## start Record extracts

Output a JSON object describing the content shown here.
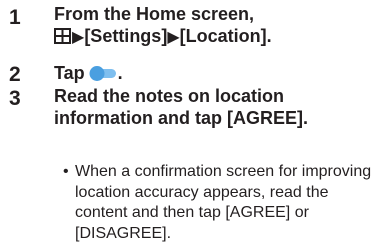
{
  "steps": [
    {
      "number": "1",
      "line1": "From the Home screen,",
      "line2_parts": {
        "arrow1": "▶",
        "settings": "[Settings]",
        "arrow2": "▶",
        "location": "[Location]."
      },
      "icon": "apps-grid-icon"
    },
    {
      "number": "2",
      "text": "Tap",
      "end": ".",
      "icon": "toggle-switch-icon",
      "toggle_color": "#5aa9e6"
    },
    {
      "number": "3",
      "line1": "Read the notes on location",
      "line2": "information and tap [AGREE]."
    }
  ],
  "note": {
    "bullet": "•",
    "text": "When a confirmation screen for improving location accuracy appears, read the content and then tap [AGREE] or [DISAGREE]."
  }
}
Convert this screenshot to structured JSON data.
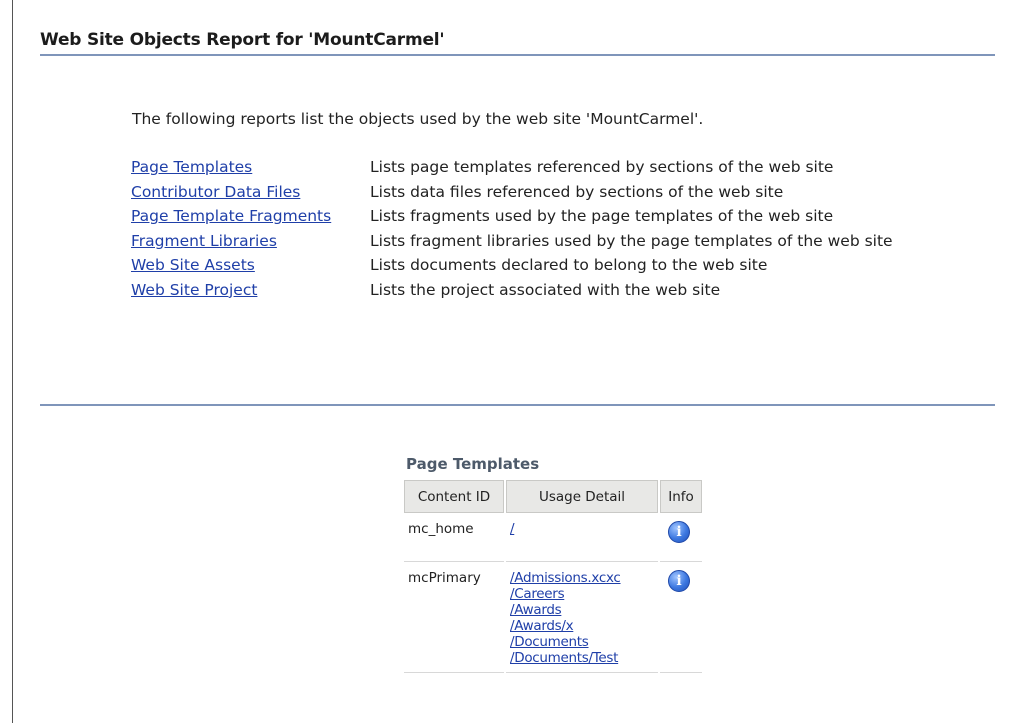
{
  "page_title": "Web Site Objects Report for 'MountCarmel'",
  "intro": "The following reports list the objects used by the web site 'MountCarmel'.",
  "reports": [
    {
      "link": "Page Templates",
      "desc": "Lists page templates referenced by sections of the web site"
    },
    {
      "link": "Contributor Data Files",
      "desc": "Lists data files referenced by sections of the web site"
    },
    {
      "link": "Page Template Fragments",
      "desc": "Lists fragments used by the page templates of the web site"
    },
    {
      "link": "Fragment Libraries",
      "desc": "Lists fragment libraries used by the page templates of the web site"
    },
    {
      "link": "Web Site Assets",
      "desc": "Lists documents declared to belong to the web site"
    },
    {
      "link": "Web Site Project",
      "desc": "Lists the project associated with the web site"
    }
  ],
  "page_templates": {
    "title": "Page Templates",
    "columns": [
      "Content ID",
      "Usage Detail",
      "Info"
    ],
    "rows": [
      {
        "content_id": "mc_home",
        "usage": [
          "/"
        ],
        "info_icon": "info-icon"
      },
      {
        "content_id": "mcPrimary",
        "usage": [
          "/Admissions.xcxc",
          "/Careers",
          "/Awards",
          "/Awards/x",
          "/Documents",
          "/Documents/Test"
        ],
        "info_icon": "info-icon"
      }
    ]
  },
  "colors": {
    "link": "#1f3fa8",
    "rule": "#7f95ba",
    "header_bg": "#e8e8e6"
  }
}
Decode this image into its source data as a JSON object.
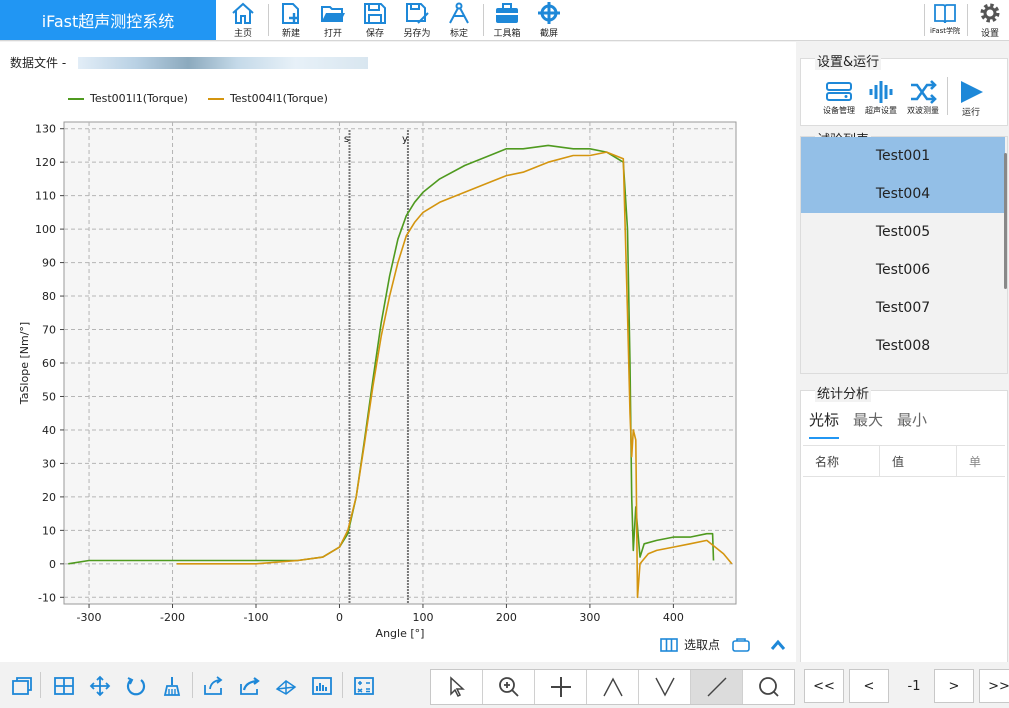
{
  "app": {
    "title": "iFast超声测控系统"
  },
  "toolbar": {
    "home": "主页",
    "new": "新建",
    "open": "打开",
    "save": "保存",
    "save_as": "另存为",
    "calibrate": "标定",
    "toolbox": "工具箱",
    "screenshot": "截屏",
    "academy": "iFast学院",
    "settings": "设置"
  },
  "main": {
    "data_file_label": "数据文件 -",
    "select_point": "选取点"
  },
  "chart_data": {
    "type": "line",
    "xlabel": "Angle [°]",
    "ylabel": "TaSlope [Nm/°]",
    "xlim": [
      -330,
      475
    ],
    "ylim": [
      -12,
      132
    ],
    "xticks": [
      -300,
      -200,
      -100,
      0,
      100,
      200,
      300,
      400
    ],
    "yticks": [
      -10,
      0,
      10,
      20,
      30,
      40,
      50,
      60,
      70,
      80,
      90,
      100,
      110,
      120,
      130
    ],
    "grid": true,
    "legend_position": "top-left",
    "markers": [
      {
        "label": "s",
        "x": 12
      },
      {
        "label": "y",
        "x": 82
      }
    ],
    "series": [
      {
        "name": "Test001l1(Torque)",
        "color": "#4f9a1f",
        "x": [
          -325,
          -300,
          -250,
          -200,
          -150,
          -100,
          -50,
          -20,
          0,
          10,
          20,
          30,
          40,
          50,
          60,
          70,
          80,
          90,
          100,
          120,
          150,
          180,
          200,
          220,
          250,
          280,
          300,
          320,
          340,
          345,
          348,
          350,
          352,
          355,
          360,
          365,
          380,
          400,
          420,
          440,
          447,
          448
        ],
        "y": [
          0,
          1,
          1,
          1,
          1,
          1,
          1,
          2,
          5,
          9,
          20,
          37,
          55,
          72,
          86,
          97,
          104,
          108,
          111,
          115,
          119,
          122,
          124,
          124,
          125,
          124,
          124,
          123,
          120,
          100,
          60,
          20,
          4,
          17,
          2,
          6,
          7,
          8,
          8,
          9,
          9,
          1
        ]
      },
      {
        "name": "Test004l1(Torque)",
        "color": "#d4950f",
        "x": [
          -195,
          -150,
          -100,
          -50,
          -20,
          0,
          10,
          20,
          30,
          40,
          50,
          60,
          70,
          80,
          90,
          100,
          120,
          150,
          180,
          200,
          220,
          250,
          280,
          300,
          320,
          340,
          345,
          348,
          350,
          352,
          355,
          357,
          360,
          370,
          380,
          400,
          420,
          440,
          460,
          470
        ],
        "y": [
          0,
          0,
          0,
          1,
          2,
          5,
          10,
          20,
          36,
          53,
          68,
          80,
          90,
          98,
          102,
          105,
          108,
          111,
          114,
          116,
          117,
          120,
          122,
          122,
          123,
          121,
          75,
          45,
          32,
          40,
          37,
          -10,
          0,
          3,
          4,
          5,
          6,
          7,
          3,
          0
        ]
      }
    ]
  },
  "settings_panel": {
    "title": "设置&运行",
    "device_mgmt": "设备管理",
    "ultrasonic_settings": "超声设置",
    "dual_wave": "双波测量",
    "run": "运行"
  },
  "test_list": {
    "title": "试验列表",
    "items": [
      "Test001",
      "Test004",
      "Test005",
      "Test006",
      "Test007",
      "Test008"
    ],
    "selected": [
      "Test001",
      "Test004"
    ]
  },
  "stats": {
    "title": "统计分析",
    "tabs": [
      "光标",
      "最大",
      "最小"
    ],
    "active_tab": "光标",
    "columns": [
      "名称",
      "值",
      "单"
    ]
  },
  "pager": {
    "first": "<<",
    "prev": "<",
    "page": "-1",
    "next": ">",
    "last": ">>"
  }
}
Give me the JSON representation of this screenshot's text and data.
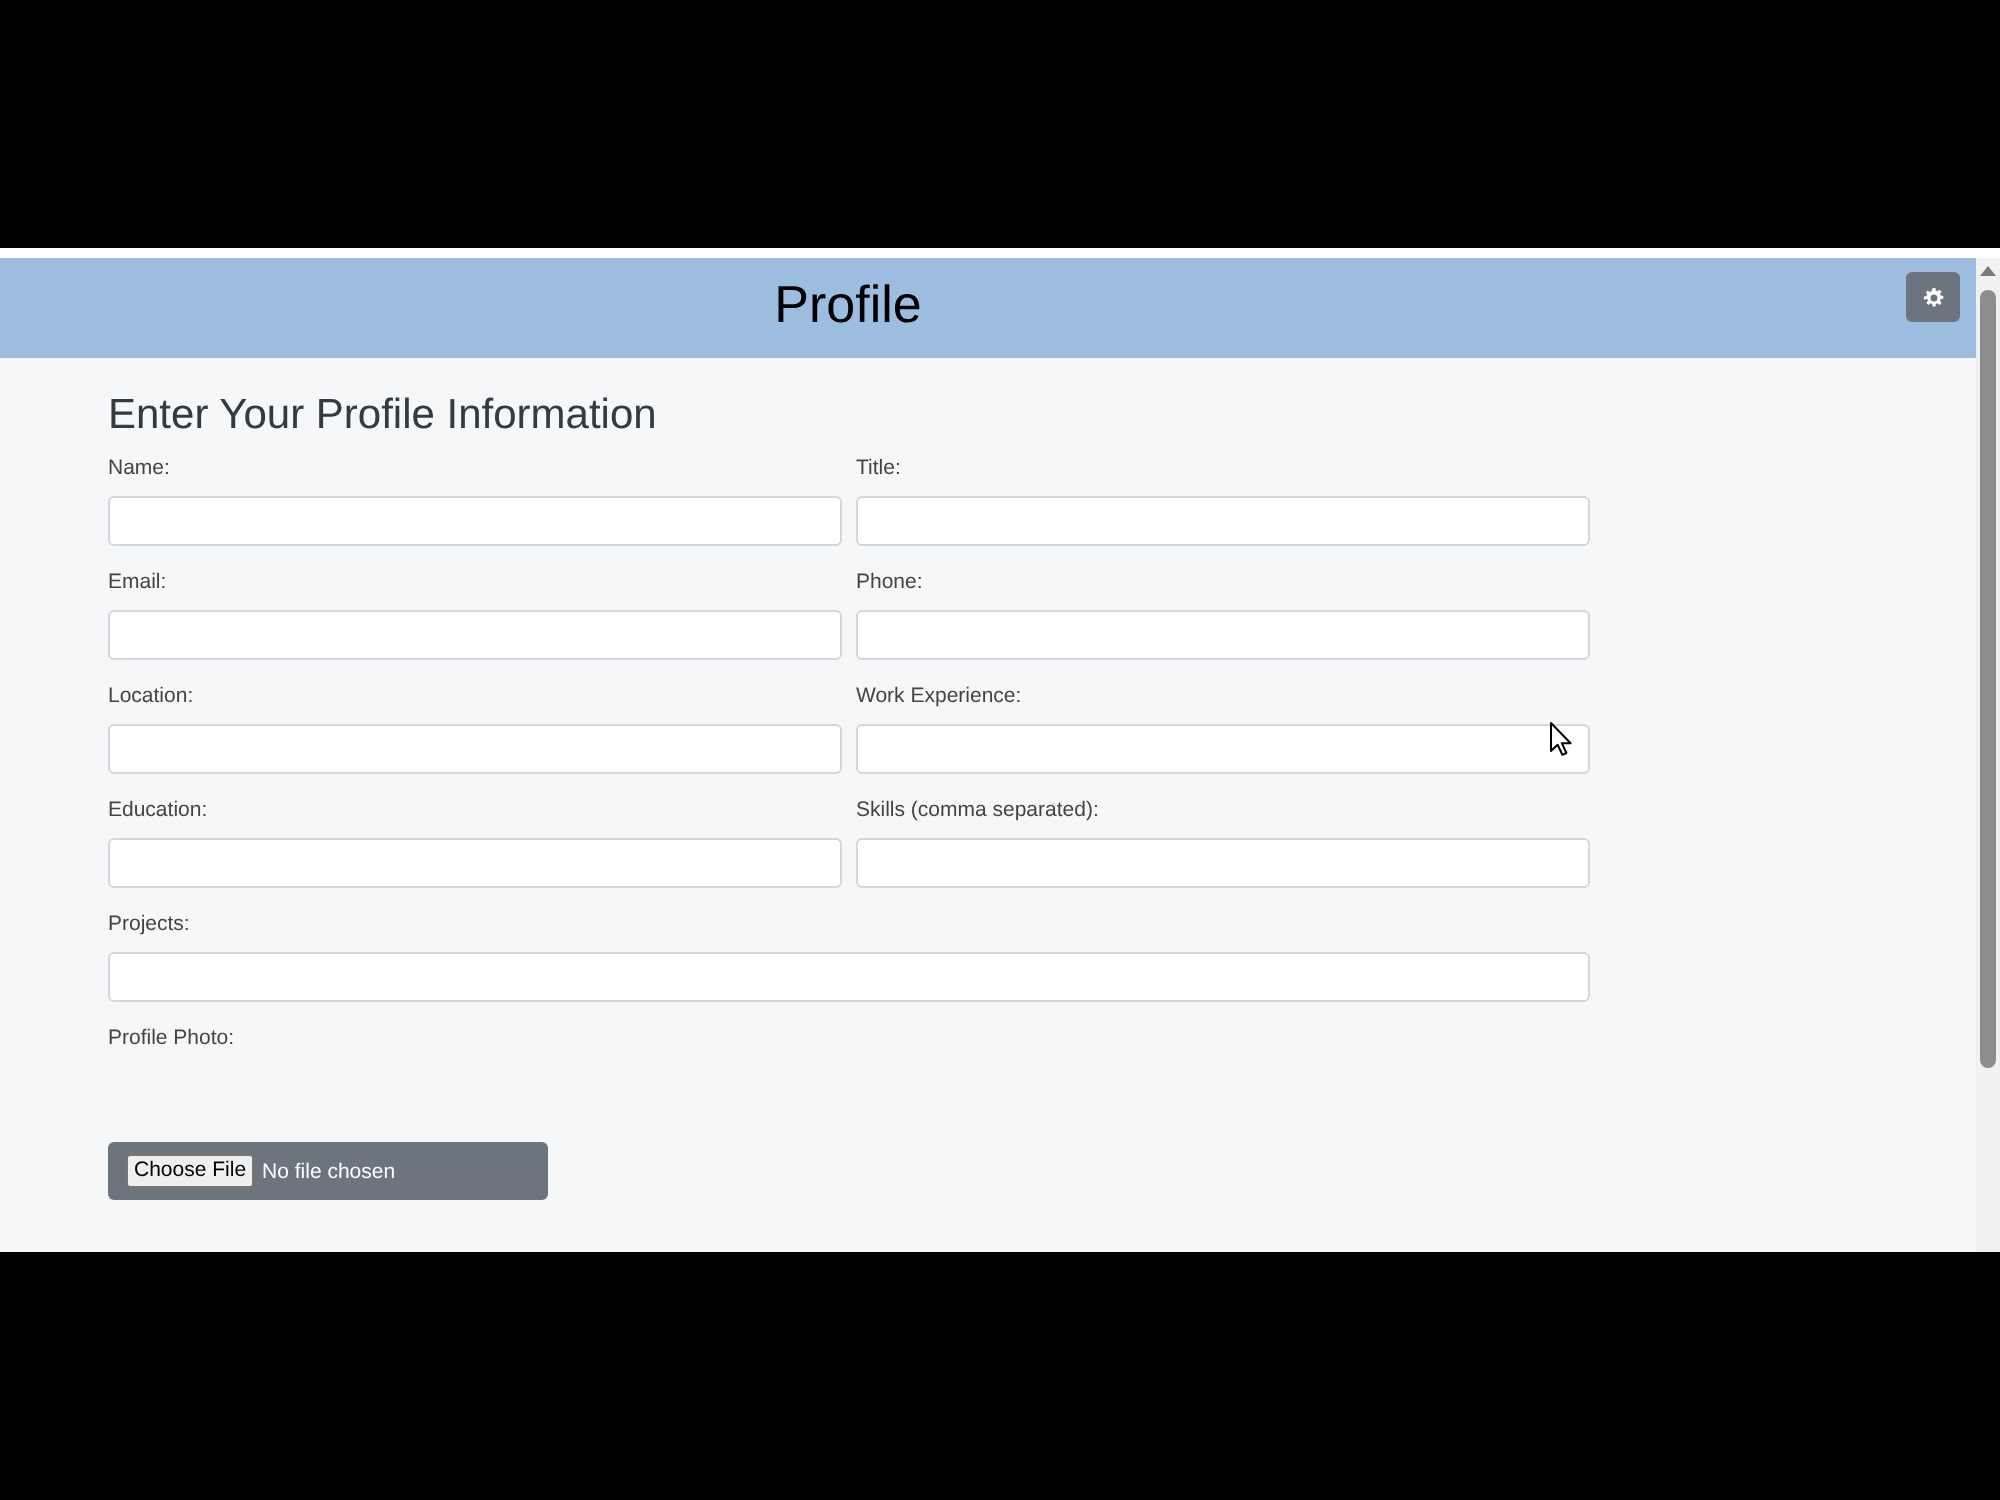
{
  "header": {
    "title": "Profile"
  },
  "form": {
    "heading": "Enter Your Profile Information",
    "rows": [
      {
        "fields": [
          {
            "label": "Name:"
          },
          {
            "label": "Title:"
          }
        ]
      },
      {
        "fields": [
          {
            "label": "Email:"
          },
          {
            "label": "Phone:"
          }
        ]
      },
      {
        "fields": [
          {
            "label": "Location:"
          },
          {
            "label": "Work Experience:"
          }
        ]
      },
      {
        "fields": [
          {
            "label": "Education:"
          },
          {
            "label": "Skills (comma separated):"
          }
        ]
      },
      {
        "fields": [
          {
            "label": "Projects:"
          }
        ]
      }
    ],
    "photo": {
      "label": "Profile Photo:",
      "button": "Choose File",
      "status": "No file chosen"
    }
  }
}
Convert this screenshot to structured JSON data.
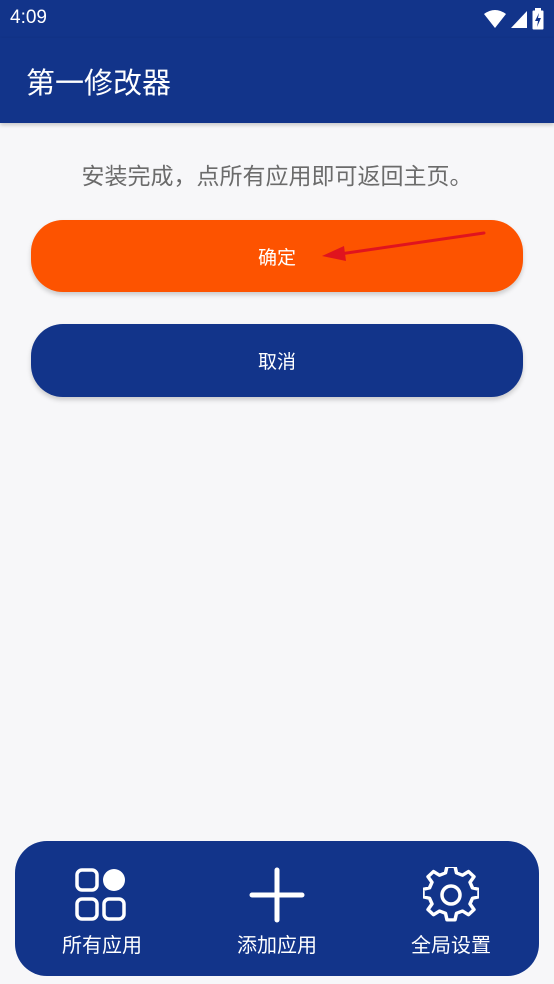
{
  "status_bar": {
    "time": "4:09",
    "icons": [
      "wifi-icon",
      "signal-icon",
      "battery-charging-icon"
    ]
  },
  "app_bar": {
    "title": "第一修改器"
  },
  "main": {
    "message": "安装完成，点所有应用即可返回主页。",
    "confirm_label": "确定",
    "cancel_label": "取消"
  },
  "bottom_nav": {
    "items": [
      {
        "label": "所有应用",
        "icon": "apps-grid-icon"
      },
      {
        "label": "添加应用",
        "icon": "plus-icon"
      },
      {
        "label": "全局设置",
        "icon": "gear-icon"
      }
    ]
  },
  "colors": {
    "primary": "#12348a",
    "accent": "#fd5300",
    "background": "#f7f7f9",
    "message_text": "#6b6b6b",
    "annotation_arrow": "#e0141e"
  }
}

## end Record extracts

Problem:
Transcribe the records word for word and include no pictures.

Response to this task:
Output a JSON object describing the content shown here.
{
  "steps": [
    {
      "number": "1",
      "line1": "From the Home screen,",
      "line2_parts": {
        "arrow1": "▶",
        "settings": "[Settings]",
        "arrow2": "▶",
        "location": "[Location]."
      },
      "icon": "apps-grid-icon"
    },
    {
      "number": "2",
      "text": "Tap",
      "end": ".",
      "icon": "toggle-switch-icon",
      "toggle_color": "#5aa9e6"
    },
    {
      "number": "3",
      "line1": "Read the notes on location",
      "line2": "information and tap [AGREE]."
    }
  ],
  "note": {
    "bullet": "•",
    "text": "When a confirmation screen for improving location accuracy appears, read the content and then tap [AGREE] or [DISAGREE]."
  }
}
Convert this screenshot to structured JSON data.
{
  "page_title": "Web Site Objects Report for 'MountCarmel'",
  "intro": "The following reports list the objects used by the web site 'MountCarmel'.",
  "reports": [
    {
      "link": "Page Templates",
      "desc": "Lists page templates referenced by sections of the web site"
    },
    {
      "link": "Contributor Data Files",
      "desc": "Lists data files referenced by sections of the web site"
    },
    {
      "link": "Page Template Fragments",
      "desc": "Lists fragments used by the page templates of the web site"
    },
    {
      "link": "Fragment Libraries",
      "desc": "Lists fragment libraries used by the page templates of the web site"
    },
    {
      "link": "Web Site Assets",
      "desc": "Lists documents declared to belong to the web site"
    },
    {
      "link": "Web Site Project",
      "desc": "Lists the project associated with the web site"
    }
  ],
  "page_templates": {
    "title": "Page Templates",
    "columns": [
      "Content ID",
      "Usage Detail",
      "Info"
    ],
    "rows": [
      {
        "content_id": "mc_home",
        "usage": [
          "/"
        ],
        "info_icon": "info-icon"
      },
      {
        "content_id": "mcPrimary",
        "usage": [
          "/Admissions.xcxc",
          "/Careers",
          "/Awards",
          "/Awards/x",
          "/Documents",
          "/Documents/Test"
        ],
        "info_icon": "info-icon"
      }
    ]
  },
  "colors": {
    "link": "#1f3fa8",
    "rule": "#7f95ba",
    "header_bg": "#e8e8e6"
  }
}
Decode this image into its source data as a JSON object.
{
  "app": {
    "title": "iFast超声测控系统"
  },
  "toolbar": {
    "home": "主页",
    "new": "新建",
    "open": "打开",
    "save": "保存",
    "save_as": "另存为",
    "calibrate": "标定",
    "toolbox": "工具箱",
    "screenshot": "截屏",
    "academy": "iFast学院",
    "settings": "设置"
  },
  "main": {
    "data_file_label": "数据文件 -",
    "select_point": "选取点"
  },
  "chart_data": {
    "type": "line",
    "xlabel": "Angle [°]",
    "ylabel": "TaSlope [Nm/°]",
    "xlim": [
      -330,
      475
    ],
    "ylim": [
      -12,
      132
    ],
    "xticks": [
      -300,
      -200,
      -100,
      0,
      100,
      200,
      300,
      400
    ],
    "yticks": [
      -10,
      0,
      10,
      20,
      30,
      40,
      50,
      60,
      70,
      80,
      90,
      100,
      110,
      120,
      130
    ],
    "grid": true,
    "legend_position": "top-left",
    "markers": [
      {
        "label": "s",
        "x": 12
      },
      {
        "label": "y",
        "x": 82
      }
    ],
    "series": [
      {
        "name": "Test001l1(Torque)",
        "color": "#4f9a1f",
        "x": [
          -325,
          -300,
          -250,
          -200,
          -150,
          -100,
          -50,
          -20,
          0,
          10,
          20,
          30,
          40,
          50,
          60,
          70,
          80,
          90,
          100,
          120,
          150,
          180,
          200,
          220,
          250,
          280,
          300,
          320,
          340,
          345,
          348,
          350,
          352,
          355,
          360,
          365,
          380,
          400,
          420,
          440,
          447,
          448
        ],
        "y": [
          0,
          1,
          1,
          1,
          1,
          1,
          1,
          2,
          5,
          9,
          20,
          37,
          55,
          72,
          86,
          97,
          104,
          108,
          111,
          115,
          119,
          122,
          124,
          124,
          125,
          124,
          124,
          123,
          120,
          100,
          60,
          20,
          4,
          17,
          2,
          6,
          7,
          8,
          8,
          9,
          9,
          1
        ]
      },
      {
        "name": "Test004l1(Torque)",
        "color": "#d4950f",
        "x": [
          -195,
          -150,
          -100,
          -50,
          -20,
          0,
          10,
          20,
          30,
          40,
          50,
          60,
          70,
          80,
          90,
          100,
          120,
          150,
          180,
          200,
          220,
          250,
          280,
          300,
          320,
          340,
          345,
          348,
          350,
          352,
          355,
          357,
          360,
          370,
          380,
          400,
          420,
          440,
          460,
          470
        ],
        "y": [
          0,
          0,
          0,
          1,
          2,
          5,
          10,
          20,
          36,
          53,
          68,
          80,
          90,
          98,
          102,
          105,
          108,
          111,
          114,
          116,
          117,
          120,
          122,
          122,
          123,
          121,
          75,
          45,
          32,
          40,
          37,
          -10,
          0,
          3,
          4,
          5,
          6,
          7,
          3,
          0
        ]
      }
    ]
  },
  "settings_panel": {
    "title": "设置&运行",
    "device_mgmt": "设备管理",
    "ultrasonic_settings": "超声设置",
    "dual_wave": "双波测量",
    "run": "运行"
  },
  "test_list": {
    "title": "试验列表",
    "items": [
      "Test001",
      "Test004",
      "Test005",
      "Test006",
      "Test007",
      "Test008"
    ],
    "selected": [
      "Test001",
      "Test004"
    ]
  },
  "stats": {
    "title": "统计分析",
    "tabs": [
      "光标",
      "最大",
      "最小"
    ],
    "active_tab": "光标",
    "columns": [
      "名称",
      "值",
      "单"
    ]
  },
  "pager": {
    "first": "<<",
    "prev": "<",
    "page": "-1",
    "next": ">",
    "last": ">>"
  }
}
Give me the JSON representation of this screenshot's text and data.
{
  "header": {
    "title": "Profile"
  },
  "form": {
    "heading": "Enter Your Profile Information",
    "rows": [
      {
        "fields": [
          {
            "label": "Name:"
          },
          {
            "label": "Title:"
          }
        ]
      },
      {
        "fields": [
          {
            "label": "Email:"
          },
          {
            "label": "Phone:"
          }
        ]
      },
      {
        "fields": [
          {
            "label": "Location:"
          },
          {
            "label": "Work Experience:"
          }
        ]
      },
      {
        "fields": [
          {
            "label": "Education:"
          },
          {
            "label": "Skills (comma separated):"
          }
        ]
      },
      {
        "fields": [
          {
            "label": "Projects:"
          }
        ]
      }
    ],
    "photo": {
      "label": "Profile Photo:",
      "button": "Choose File",
      "status": "No file chosen"
    }
  }
}
Convert this screenshot to structured JSON data.
{
  "status_bar": {
    "time": "4:09",
    "icons": [
      "wifi-icon",
      "signal-icon",
      "battery-charging-icon"
    ]
  },
  "app_bar": {
    "title": "第一修改器"
  },
  "main": {
    "message": "安装完成，点所有应用即可返回主页。",
    "confirm_label": "确定",
    "cancel_label": "取消"
  },
  "bottom_nav": {
    "items": [
      {
        "label": "所有应用",
        "icon": "apps-grid-icon"
      },
      {
        "label": "添加应用",
        "icon": "plus-icon"
      },
      {
        "label": "全局设置",
        "icon": "gear-icon"
      }
    ]
  },
  "colors": {
    "primary": "#12348a",
    "accent": "#fd5300",
    "background": "#f7f7f9",
    "message_text": "#6b6b6b",
    "annotation_arrow": "#e0141e"
  }
}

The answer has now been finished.